## Task statement
From the entries below, please gather each line containing the string "Testing".

## Data supplied
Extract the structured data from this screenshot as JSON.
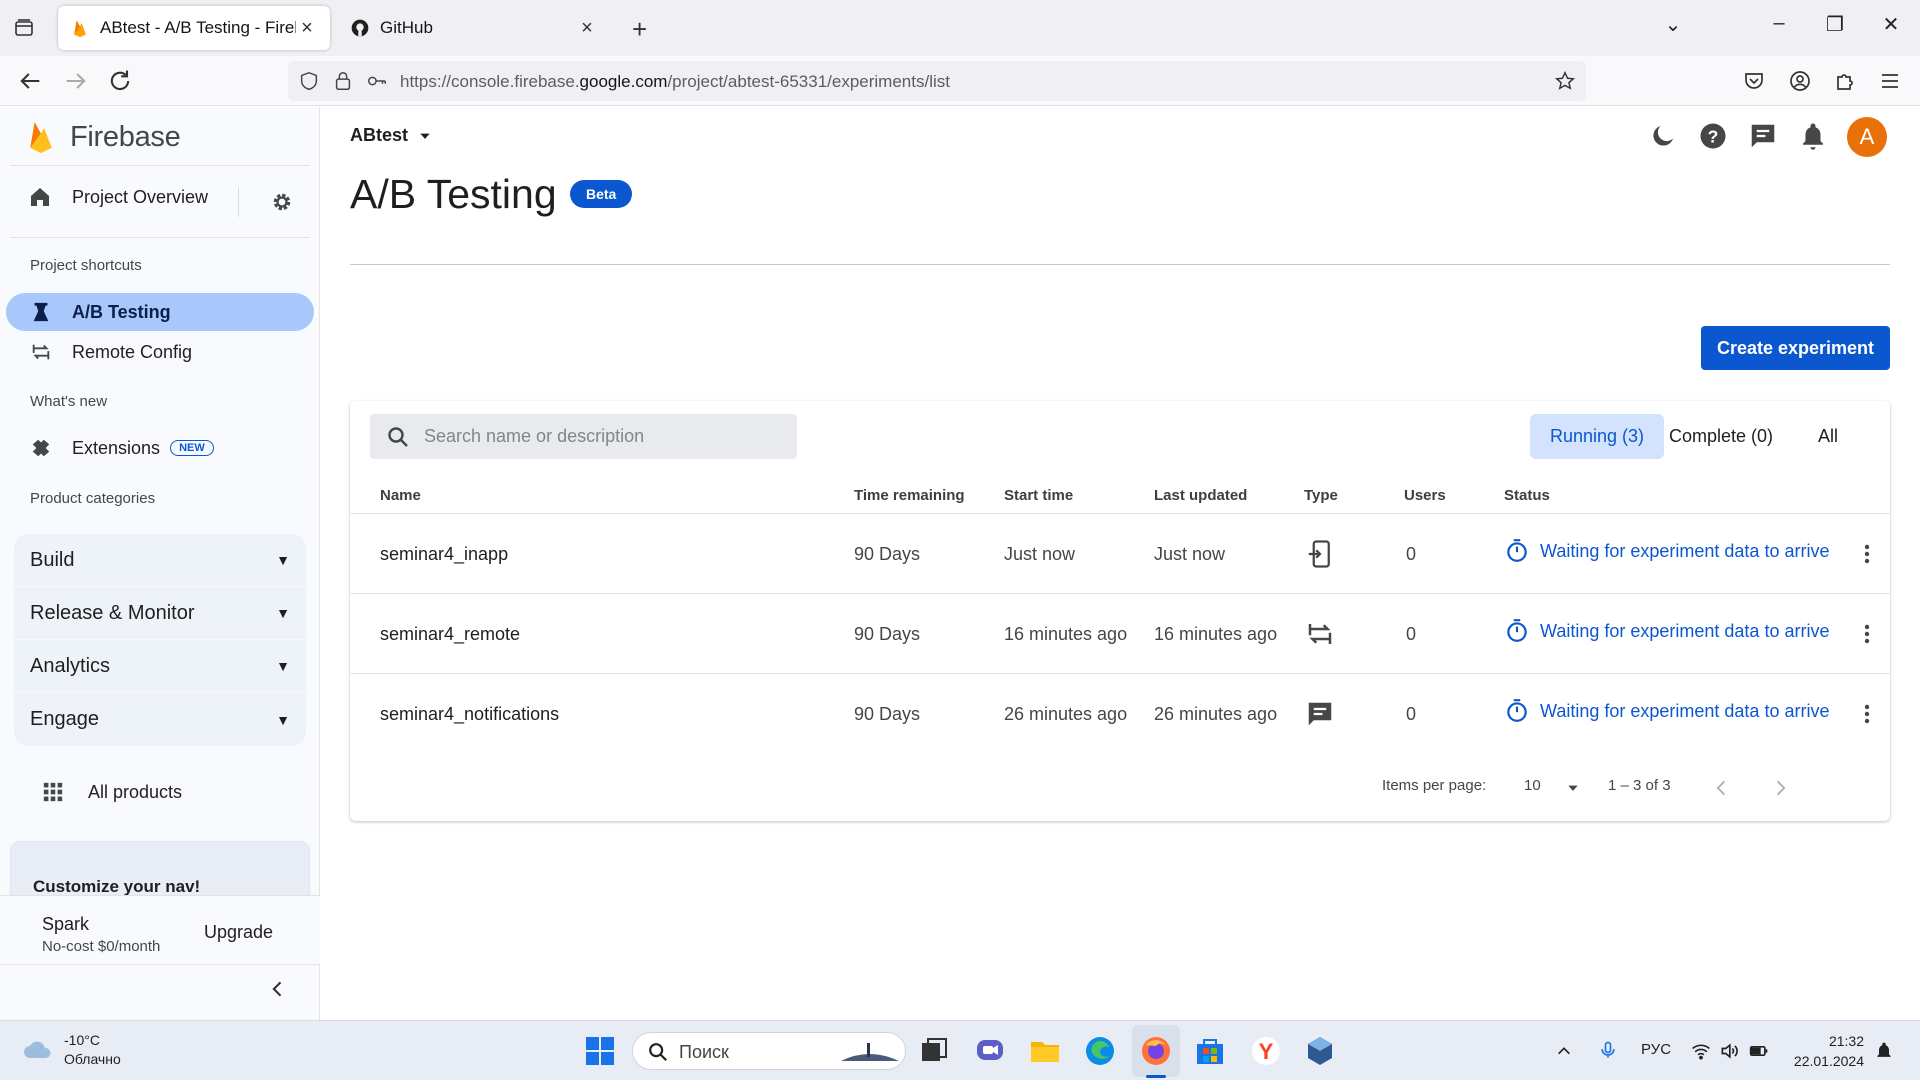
{
  "browser": {
    "tabs": [
      {
        "title": "ABtest - A/B Testing - Firebase Console",
        "active": true
      },
      {
        "title": "GitHub",
        "active": false
      }
    ],
    "url_prefix": "https://console.firebase.",
    "url_domain": "google.com",
    "url_path": "/project/abtest-65331/experiments/list"
  },
  "sidebar": {
    "brand": "Firebase",
    "project_overview": "Project Overview",
    "shortcuts_heading": "Project shortcuts",
    "shortcuts": [
      {
        "label": "A/B Testing",
        "icon": "flask-icon",
        "active": true
      },
      {
        "label": "Remote Config",
        "icon": "remote-config-icon",
        "active": false
      }
    ],
    "whats_new_heading": "What's new",
    "extensions_label": "Extensions",
    "extensions_badge": "NEW",
    "categories_heading": "Product categories",
    "categories": [
      "Build",
      "Release & Monitor",
      "Analytics",
      "Engage"
    ],
    "all_products": "All products",
    "customize_text": "Customize your nav!",
    "plan_name": "Spark",
    "plan_desc": "No-cost $0/month",
    "upgrade_label": "Upgrade"
  },
  "main": {
    "project_name": "ABtest",
    "page_title": "A/B Testing",
    "beta_badge": "Beta",
    "create_button": "Create experiment",
    "search_placeholder": "Search name or description",
    "filters": [
      {
        "label": "Running (3)",
        "active": true
      },
      {
        "label": "Complete (0)",
        "active": false
      },
      {
        "label": "All",
        "active": false
      }
    ],
    "columns": [
      "Name",
      "Time remaining",
      "Start time",
      "Last updated",
      "Type",
      "Users",
      "Status"
    ],
    "rows": [
      {
        "name": "seminar4_inapp",
        "time_remaining": "90 Days",
        "start_time": "Just now",
        "last_updated": "Just now",
        "type": "in-app-messaging-icon",
        "users": "0",
        "status": "Waiting for experiment data to arrive"
      },
      {
        "name": "seminar4_remote",
        "time_remaining": "90 Days",
        "start_time": "16 minutes ago",
        "last_updated": "16 minutes ago",
        "type": "remote-config-icon",
        "users": "0",
        "status": "Waiting for experiment data to arrive"
      },
      {
        "name": "seminar4_notifications",
        "time_remaining": "90 Days",
        "start_time": "26 minutes ago",
        "last_updated": "26 minutes ago",
        "type": "notifications-icon",
        "users": "0",
        "status": "Waiting for experiment data to arrive"
      }
    ],
    "pagination": {
      "items_per_page_label": "Items per page:",
      "items_per_page": "10",
      "range": "1 – 3 of 3"
    },
    "avatar_letter": "A"
  },
  "taskbar": {
    "temperature": "-10°C",
    "weather_desc": "Облачно",
    "search_placeholder": "Поиск",
    "language": "РУС",
    "time": "21:32",
    "date": "22.01.2024"
  },
  "colors": {
    "primary": "#0b57d0",
    "active_nav": "#a8c7fa",
    "active_filter": "#d3e3fd",
    "avatar": "#e8710a"
  }
}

## Finished task
        "title": "ABtest - A/B Testing - Firebase Console",
        "label": "A/B Testing",
    "page_title": "A/B Testing",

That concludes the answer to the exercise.